**AIM OF THE TASK**
Count the lines below that contain the word "name", and reply with only that number.

**MATERIAL FOR THE TASK**
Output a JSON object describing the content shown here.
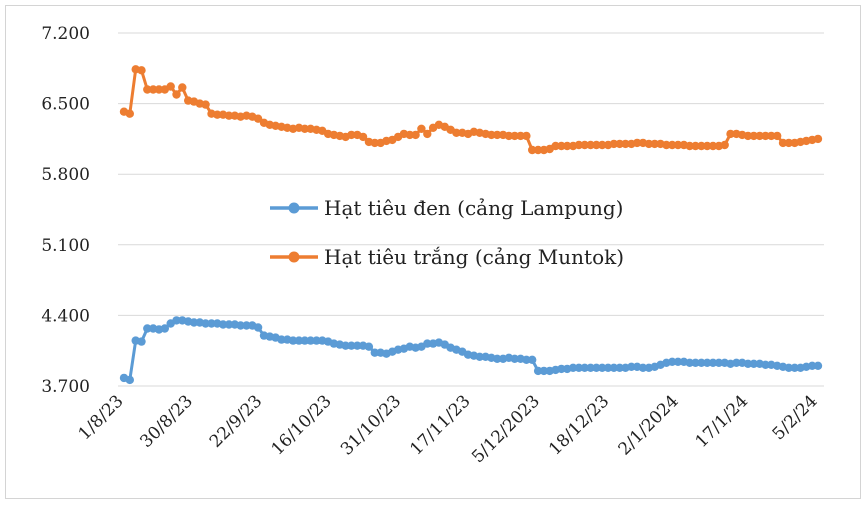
{
  "chart_data": {
    "type": "line",
    "title": "",
    "xlabel": "",
    "ylabel": "",
    "ylim": [
      3700,
      7200
    ],
    "y_ticks": [
      "3.700",
      "4.400",
      "5.100",
      "5.800",
      "6.500",
      "7.200"
    ],
    "y_tick_values": [
      3700,
      4400,
      5100,
      5800,
      6500,
      7200
    ],
    "x_tick_labels": [
      "1/8/23",
      "30/8/23",
      "22/9/23",
      "16/10/23",
      "31/10/23",
      "17/11/23",
      "5/12/2023",
      "18/12/23",
      "2/1/2024",
      "17/1/24",
      "5/2/24"
    ],
    "grid": true,
    "legend_position": "center",
    "series": [
      {
        "name": "Hạt tiêu đen (cảng Lampung)",
        "color": "#5b9bd5",
        "values": [
          3780,
          3760,
          4150,
          4140,
          4270,
          4270,
          4260,
          4270,
          4320,
          4350,
          4350,
          4340,
          4330,
          4330,
          4320,
          4320,
          4320,
          4310,
          4310,
          4310,
          4300,
          4300,
          4300,
          4280,
          4200,
          4190,
          4180,
          4160,
          4160,
          4150,
          4150,
          4150,
          4150,
          4150,
          4150,
          4140,
          4120,
          4110,
          4100,
          4100,
          4100,
          4100,
          4090,
          4030,
          4030,
          4020,
          4040,
          4060,
          4070,
          4090,
          4080,
          4090,
          4120,
          4120,
          4130,
          4110,
          4080,
          4060,
          4040,
          4010,
          4000,
          3990,
          3990,
          3980,
          3970,
          3970,
          3980,
          3970,
          3970,
          3960,
          3960,
          3850,
          3850,
          3850,
          3860,
          3870,
          3870,
          3880,
          3880,
          3880,
          3880,
          3880,
          3880,
          3880,
          3880,
          3880,
          3880,
          3890,
          3890,
          3880,
          3880,
          3890,
          3910,
          3930,
          3940,
          3940,
          3940,
          3930,
          3930,
          3930,
          3930,
          3930,
          3930,
          3930,
          3920,
          3930,
          3930,
          3920,
          3920,
          3920,
          3910,
          3910,
          3900,
          3890,
          3880,
          3880,
          3880,
          3890,
          3900,
          3900
        ]
      },
      {
        "name": "Hạt tiêu trắng (cảng Muntok)",
        "color": "#ed7d31",
        "values": [
          6420,
          6400,
          6840,
          6830,
          6640,
          6640,
          6640,
          6640,
          6670,
          6590,
          6660,
          6530,
          6520,
          6500,
          6490,
          6400,
          6390,
          6390,
          6380,
          6380,
          6370,
          6380,
          6370,
          6350,
          6310,
          6290,
          6280,
          6270,
          6260,
          6250,
          6260,
          6250,
          6250,
          6240,
          6230,
          6200,
          6190,
          6180,
          6170,
          6190,
          6190,
          6170,
          6120,
          6110,
          6110,
          6130,
          6140,
          6170,
          6200,
          6190,
          6190,
          6250,
          6200,
          6260,
          6290,
          6270,
          6240,
          6210,
          6210,
          6200,
          6220,
          6210,
          6200,
          6190,
          6190,
          6190,
          6180,
          6180,
          6180,
          6180,
          6040,
          6040,
          6040,
          6050,
          6080,
          6080,
          6080,
          6080,
          6090,
          6090,
          6090,
          6090,
          6090,
          6090,
          6100,
          6100,
          6100,
          6100,
          6110,
          6110,
          6100,
          6100,
          6100,
          6090,
          6090,
          6090,
          6090,
          6080,
          6080,
          6080,
          6080,
          6080,
          6080,
          6090,
          6200,
          6200,
          6190,
          6180,
          6180,
          6180,
          6180,
          6180,
          6180,
          6110,
          6110,
          6110,
          6120,
          6130,
          6140,
          6150
        ]
      }
    ]
  }
}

**WRITTEN ANSWER**
2